For the entries that follow, tally the lines holding the string "城乡社区环境卫生". Give the total and nothing else.

-=-=-=-=-

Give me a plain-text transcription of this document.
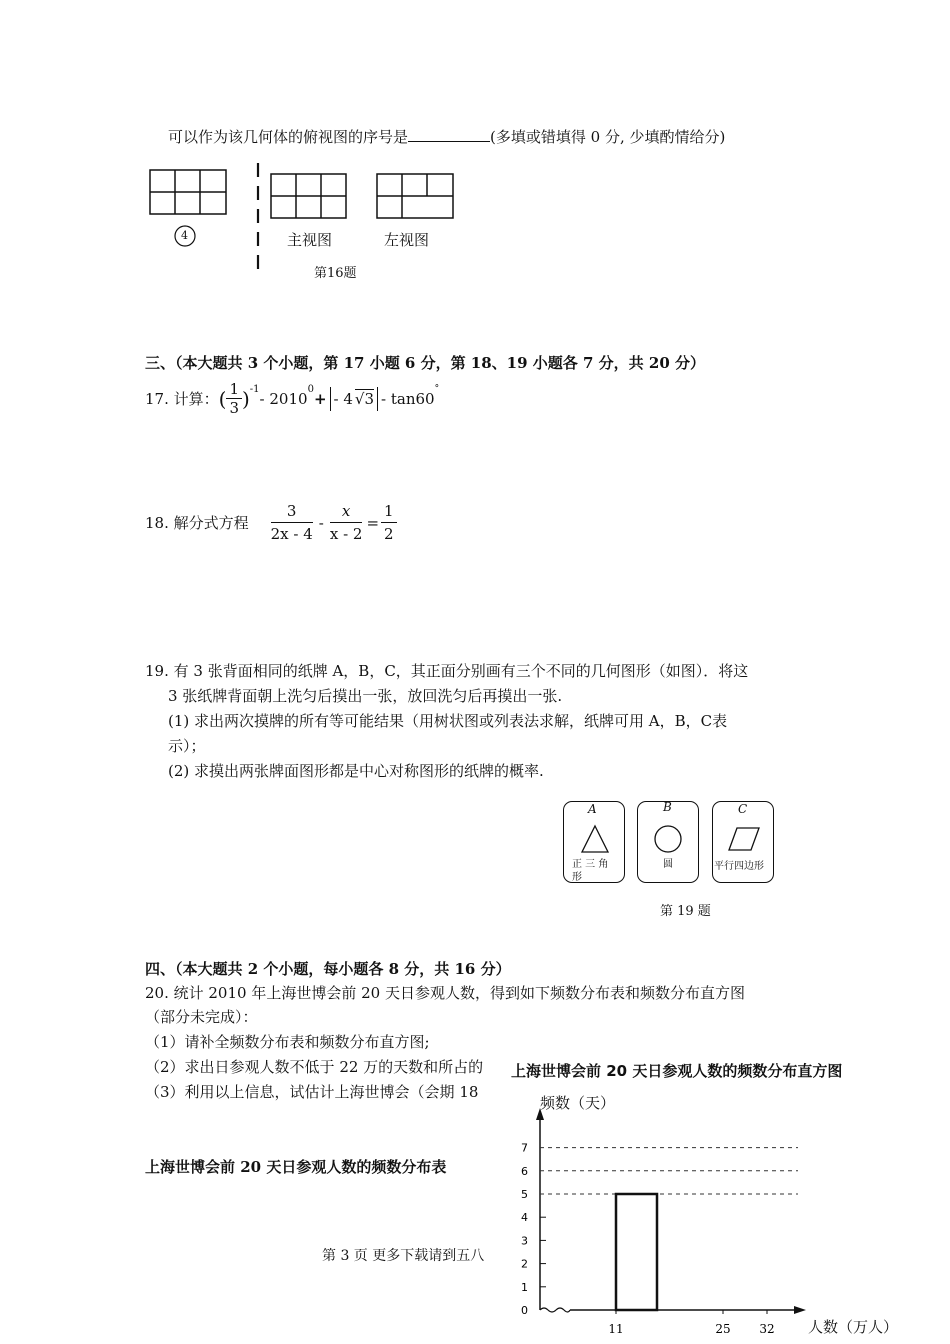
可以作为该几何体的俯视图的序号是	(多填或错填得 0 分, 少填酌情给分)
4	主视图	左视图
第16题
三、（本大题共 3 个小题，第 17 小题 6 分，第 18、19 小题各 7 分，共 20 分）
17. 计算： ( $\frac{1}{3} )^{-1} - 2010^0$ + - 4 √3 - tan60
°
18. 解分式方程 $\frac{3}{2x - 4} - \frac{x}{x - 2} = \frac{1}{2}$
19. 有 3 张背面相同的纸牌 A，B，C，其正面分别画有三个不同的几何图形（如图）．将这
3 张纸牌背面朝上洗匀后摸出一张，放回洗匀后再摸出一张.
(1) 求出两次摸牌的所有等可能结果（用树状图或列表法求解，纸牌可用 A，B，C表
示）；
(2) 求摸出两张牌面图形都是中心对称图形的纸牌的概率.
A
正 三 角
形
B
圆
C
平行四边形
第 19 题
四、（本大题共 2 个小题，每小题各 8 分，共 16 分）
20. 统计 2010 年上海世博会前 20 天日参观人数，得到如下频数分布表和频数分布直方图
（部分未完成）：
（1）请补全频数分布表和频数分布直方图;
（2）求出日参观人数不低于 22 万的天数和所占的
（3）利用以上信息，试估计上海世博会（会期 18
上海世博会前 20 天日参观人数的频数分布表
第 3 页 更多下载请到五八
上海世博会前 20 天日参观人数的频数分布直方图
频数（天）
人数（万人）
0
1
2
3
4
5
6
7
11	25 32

-=-=-=-=-

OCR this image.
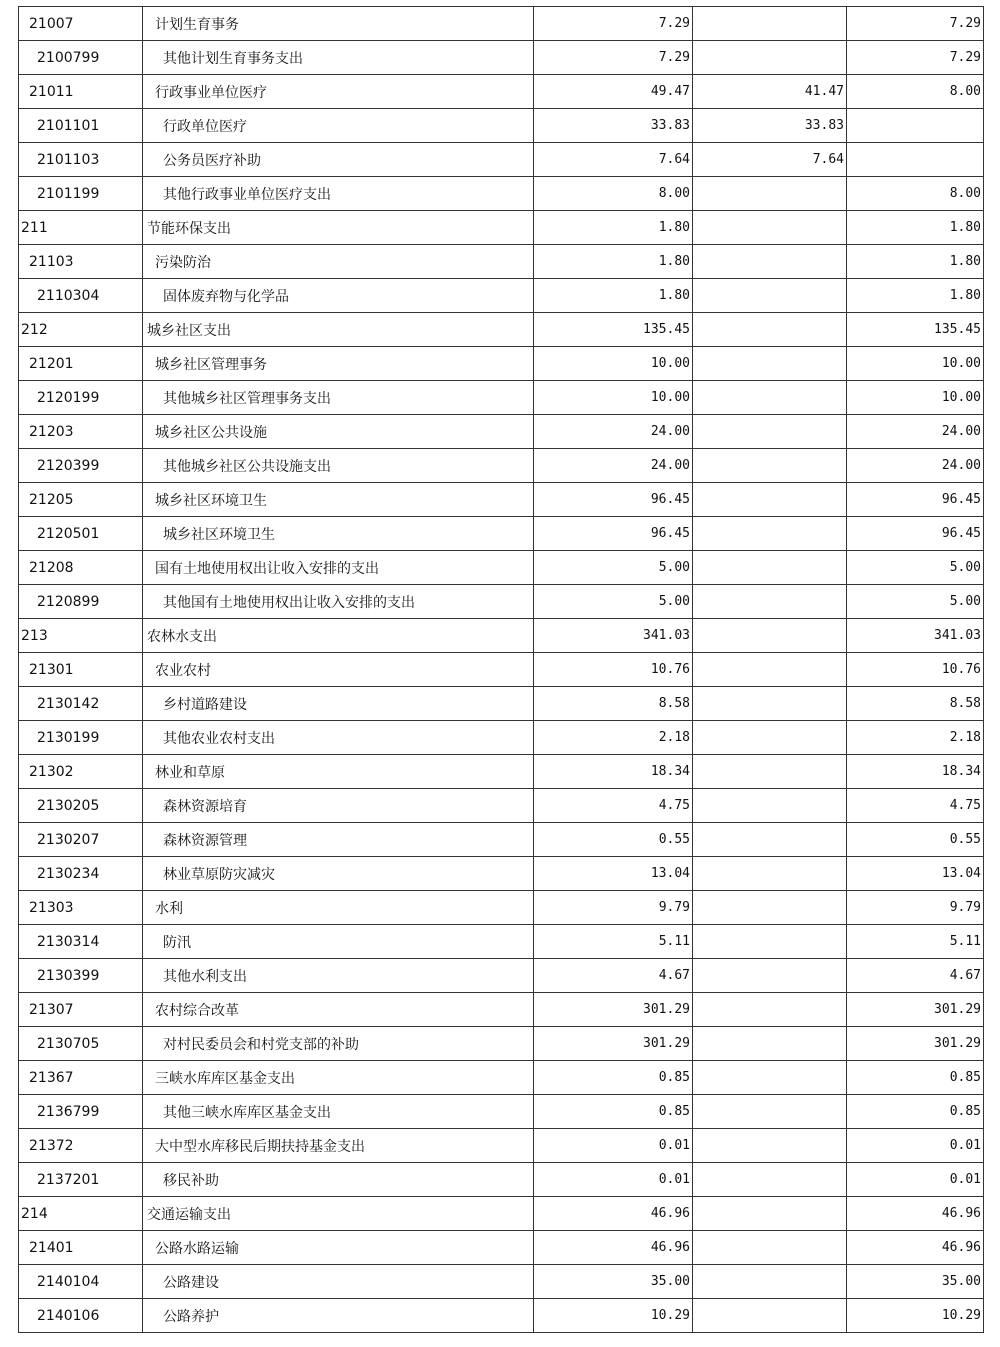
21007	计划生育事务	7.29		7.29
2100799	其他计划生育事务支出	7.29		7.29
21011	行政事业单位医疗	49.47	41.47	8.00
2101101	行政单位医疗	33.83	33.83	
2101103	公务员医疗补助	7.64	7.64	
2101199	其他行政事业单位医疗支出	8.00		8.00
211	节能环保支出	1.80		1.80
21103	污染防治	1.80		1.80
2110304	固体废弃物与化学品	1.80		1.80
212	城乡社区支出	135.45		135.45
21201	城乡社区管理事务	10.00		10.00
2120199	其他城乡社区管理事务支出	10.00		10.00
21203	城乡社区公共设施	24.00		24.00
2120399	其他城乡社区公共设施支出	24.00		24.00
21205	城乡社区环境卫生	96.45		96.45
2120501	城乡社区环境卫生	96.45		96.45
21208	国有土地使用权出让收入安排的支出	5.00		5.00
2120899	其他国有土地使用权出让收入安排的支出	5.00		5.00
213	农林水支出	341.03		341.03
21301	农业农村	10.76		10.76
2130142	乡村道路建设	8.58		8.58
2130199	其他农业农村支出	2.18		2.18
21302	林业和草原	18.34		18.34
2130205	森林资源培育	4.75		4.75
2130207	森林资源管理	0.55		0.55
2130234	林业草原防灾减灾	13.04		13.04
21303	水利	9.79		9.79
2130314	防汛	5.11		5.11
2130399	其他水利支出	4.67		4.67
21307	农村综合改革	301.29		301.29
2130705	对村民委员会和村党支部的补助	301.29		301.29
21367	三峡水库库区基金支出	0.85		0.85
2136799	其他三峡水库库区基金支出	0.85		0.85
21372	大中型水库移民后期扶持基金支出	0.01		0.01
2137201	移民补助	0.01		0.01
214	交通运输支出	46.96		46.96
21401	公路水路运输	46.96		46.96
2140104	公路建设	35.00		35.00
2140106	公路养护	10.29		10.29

-=-=-=-=-

■ Answer for this exercise: 2